The exercise -
Retype each line of the records below word for word, leaving out the pictures.

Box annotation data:
┌──
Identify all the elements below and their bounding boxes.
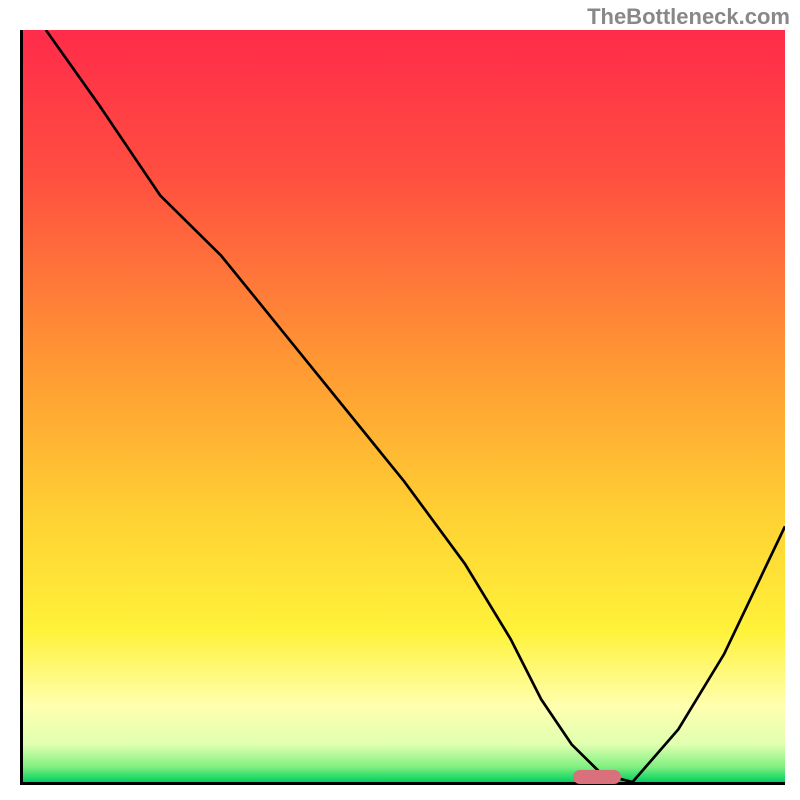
bottleneck-curve-path bbox=[46, 30, 785, 782]
chart-container: TheBottleneck.com bbox=[0, 0, 800, 800]
curve-svg bbox=[23, 30, 785, 782]
watermark-text: TheBottleneck.com bbox=[587, 4, 790, 30]
plot-area bbox=[20, 30, 785, 785]
optimal-marker bbox=[573, 770, 621, 784]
└──
Exercise result -
Identify all the elements below and their bounding boxes.
bottleneck-curve-path bbox=[46, 30, 785, 782]
chart-container: TheBottleneck.com bbox=[0, 0, 800, 800]
curve-svg bbox=[23, 30, 785, 782]
watermark-text: TheBottleneck.com bbox=[587, 4, 790, 30]
plot-area bbox=[20, 30, 785, 785]
optimal-marker bbox=[573, 770, 621, 784]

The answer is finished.